**Saved entries**:
━━━━━━━━━━━━━━━━

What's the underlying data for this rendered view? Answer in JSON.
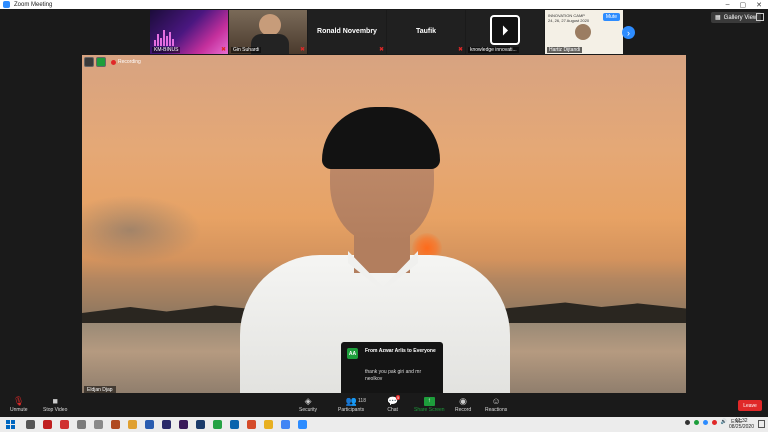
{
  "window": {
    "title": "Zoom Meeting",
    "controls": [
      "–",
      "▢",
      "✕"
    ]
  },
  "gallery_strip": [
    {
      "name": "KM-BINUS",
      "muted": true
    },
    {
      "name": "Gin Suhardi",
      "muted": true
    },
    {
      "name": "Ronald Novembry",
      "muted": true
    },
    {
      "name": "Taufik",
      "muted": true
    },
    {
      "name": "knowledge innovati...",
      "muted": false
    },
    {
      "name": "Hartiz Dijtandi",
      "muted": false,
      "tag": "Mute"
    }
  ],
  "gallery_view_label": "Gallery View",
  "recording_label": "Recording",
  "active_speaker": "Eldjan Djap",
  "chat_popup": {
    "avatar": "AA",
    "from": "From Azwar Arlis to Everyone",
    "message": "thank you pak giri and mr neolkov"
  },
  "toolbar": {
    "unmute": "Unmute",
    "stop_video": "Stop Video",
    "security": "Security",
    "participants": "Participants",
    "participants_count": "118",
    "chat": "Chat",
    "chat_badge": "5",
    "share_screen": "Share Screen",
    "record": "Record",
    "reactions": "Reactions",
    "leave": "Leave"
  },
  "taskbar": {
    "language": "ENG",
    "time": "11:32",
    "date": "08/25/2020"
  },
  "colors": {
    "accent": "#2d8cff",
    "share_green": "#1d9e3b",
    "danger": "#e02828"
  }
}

━━━━━━━━━━━━━━━━

**YOUR GOAL**: Write out the full listing verbatim, excluding its pictures.

**RESULT OF THIS TASK**:
What's the underlying data for this rendered view? Answer in JSON.
{
  "window": {
    "title": "Zoom Meeting",
    "controls": [
      "–",
      "▢",
      "✕"
    ]
  },
  "gallery_strip": [
    {
      "name": "KM-BINUS",
      "muted": true
    },
    {
      "name": "Gin Suhardi",
      "muted": true
    },
    {
      "name": "Ronald Novembry",
      "muted": true
    },
    {
      "name": "Taufik",
      "muted": true
    },
    {
      "name": "knowledge innovati...",
      "muted": false
    },
    {
      "name": "Hartiz Dijtandi",
      "muted": false,
      "tag": "Mute"
    }
  ],
  "gallery_view_label": "Gallery View",
  "recording_label": "Recording",
  "active_speaker": "Eldjan Djap",
  "chat_popup": {
    "avatar": "AA",
    "from": "From Azwar Arlis to Everyone",
    "message": "thank you pak giri and mr neolkov"
  },
  "toolbar": {
    "unmute": "Unmute",
    "stop_video": "Stop Video",
    "security": "Security",
    "participants": "Participants",
    "participants_count": "118",
    "chat": "Chat",
    "chat_badge": "5",
    "share_screen": "Share Screen",
    "record": "Record",
    "reactions": "Reactions",
    "leave": "Leave"
  },
  "taskbar": {
    "language": "ENG",
    "time": "11:32",
    "date": "08/25/2020"
  },
  "colors": {
    "accent": "#2d8cff",
    "share_green": "#1d9e3b",
    "danger": "#e02828"
  }
}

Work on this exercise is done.